> **JOB**: Please retype the records below exactly, leaving out any pictures.

* Begin *

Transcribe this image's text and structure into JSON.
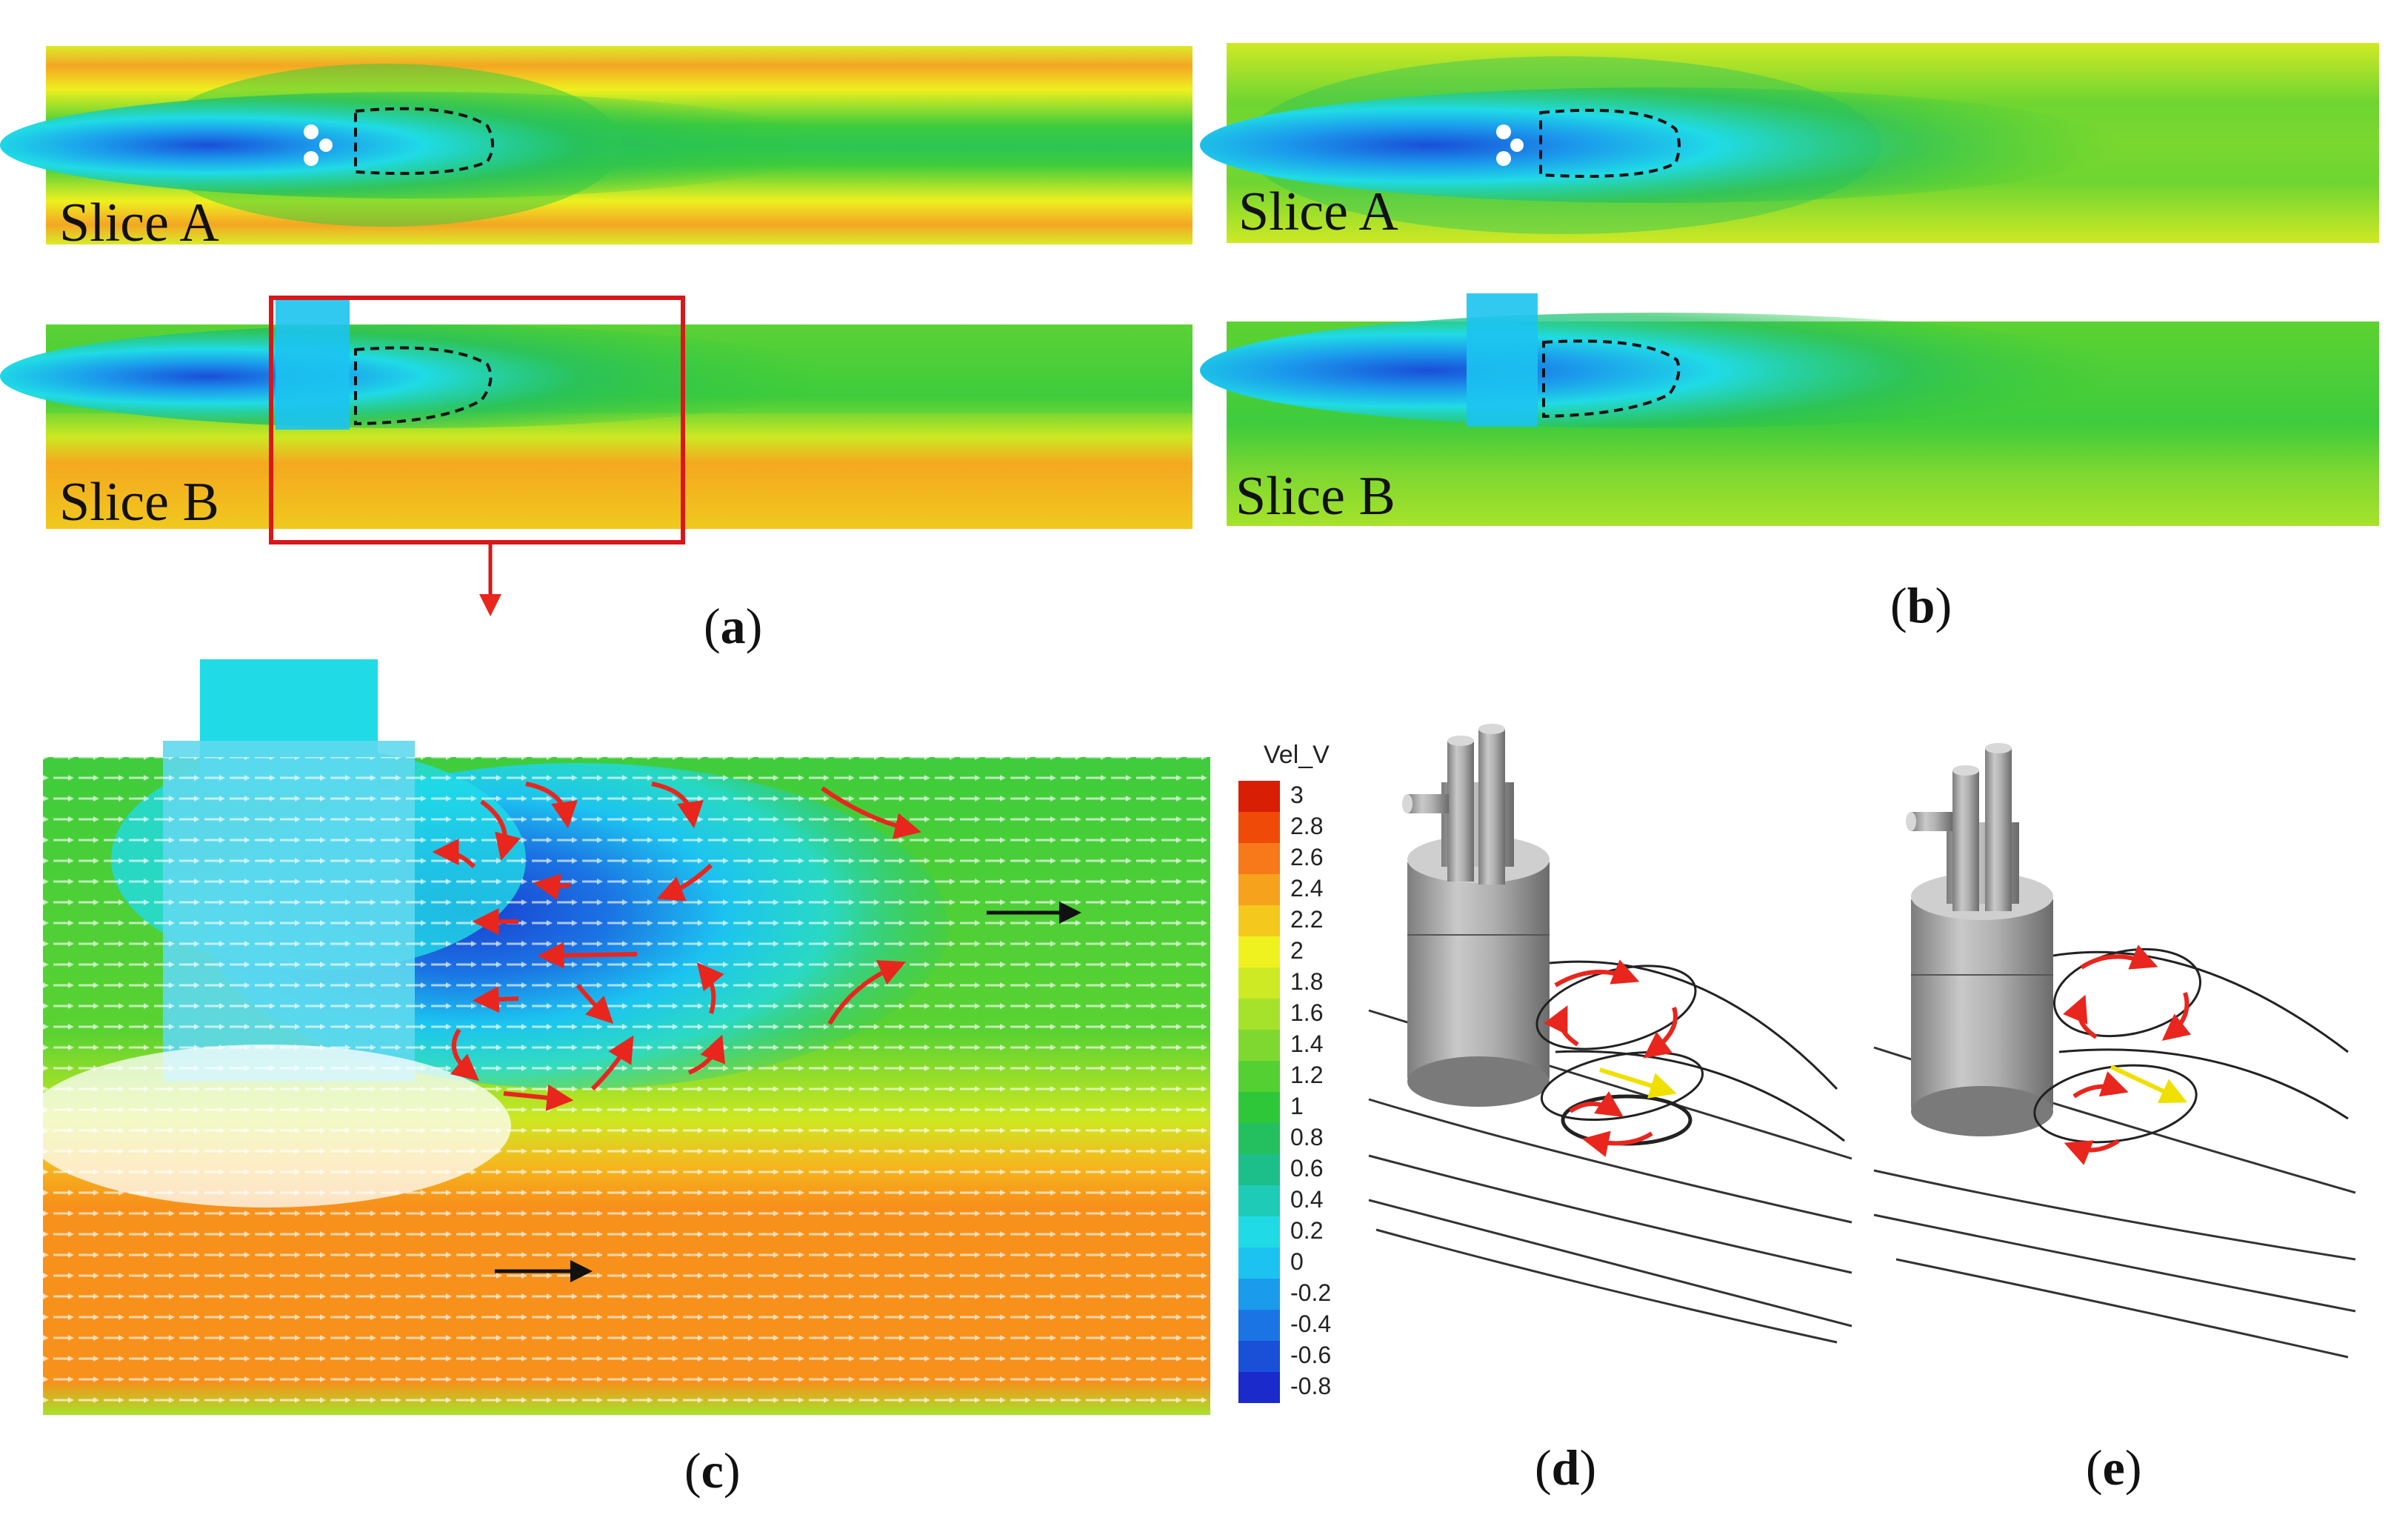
{
  "panels": {
    "a": {
      "caption_letter": "a",
      "slice_labels": [
        "Slice A",
        "Slice B"
      ]
    },
    "b": {
      "caption_letter": "b",
      "slice_labels": [
        "Slice A",
        "Slice B"
      ]
    },
    "c": {
      "caption_letter": "c"
    },
    "d": {
      "caption_letter": "d"
    },
    "e": {
      "caption_letter": "e"
    }
  },
  "legend": {
    "title": "Vel_V",
    "ticks": [
      "3",
      "2.8",
      "2.6",
      "2.4",
      "2.2",
      "2",
      "1.8",
      "1.6",
      "1.4",
      "1.2",
      "1",
      "0.8",
      "0.6",
      "0.4",
      "0.2",
      "0",
      "-0.2",
      "-0.4",
      "-0.6",
      "-0.8"
    ],
    "colors": [
      "#d81e05",
      "#f04a08",
      "#f7791a",
      "#f7a21c",
      "#f5c81d",
      "#eff21f",
      "#cdea24",
      "#a6e22b",
      "#7fd830",
      "#55d032",
      "#2fc73a",
      "#24c060",
      "#1cbf8a",
      "#1ecbb7",
      "#20dbe6",
      "#1cc3f0",
      "#1b9bec",
      "#1b74e3",
      "#1a4fd8",
      "#1a2acb"
    ]
  },
  "colors": {
    "highlight_box": "#d8171b",
    "flow_arrow": "#e8261d",
    "main_flow_arrow": "#111111",
    "recirculation_contour": "#111111",
    "streamline": "#333333",
    "yellow_arrow": "#f0e000",
    "injector_body": "#9a9a9a"
  }
}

* End *

> **FINISHED EXERCISE**:
Transcribe this image's text and structure into JSON.
{
  "panels": {
    "a": {
      "caption_letter": "a",
      "slice_labels": [
        "Slice A",
        "Slice B"
      ]
    },
    "b": {
      "caption_letter": "b",
      "slice_labels": [
        "Slice A",
        "Slice B"
      ]
    },
    "c": {
      "caption_letter": "c"
    },
    "d": {
      "caption_letter": "d"
    },
    "e": {
      "caption_letter": "e"
    }
  },
  "legend": {
    "title": "Vel_V",
    "ticks": [
      "3",
      "2.8",
      "2.6",
      "2.4",
      "2.2",
      "2",
      "1.8",
      "1.6",
      "1.4",
      "1.2",
      "1",
      "0.8",
      "0.6",
      "0.4",
      "0.2",
      "0",
      "-0.2",
      "-0.4",
      "-0.6",
      "-0.8"
    ],
    "colors": [
      "#d81e05",
      "#f04a08",
      "#f7791a",
      "#f7a21c",
      "#f5c81d",
      "#eff21f",
      "#cdea24",
      "#a6e22b",
      "#7fd830",
      "#55d032",
      "#2fc73a",
      "#24c060",
      "#1cbf8a",
      "#1ecbb7",
      "#20dbe6",
      "#1cc3f0",
      "#1b9bec",
      "#1b74e3",
      "#1a4fd8",
      "#1a2acb"
    ]
  },
  "colors": {
    "highlight_box": "#d8171b",
    "flow_arrow": "#e8261d",
    "main_flow_arrow": "#111111",
    "recirculation_contour": "#111111",
    "streamline": "#333333",
    "yellow_arrow": "#f0e000",
    "injector_body": "#9a9a9a"
  }
}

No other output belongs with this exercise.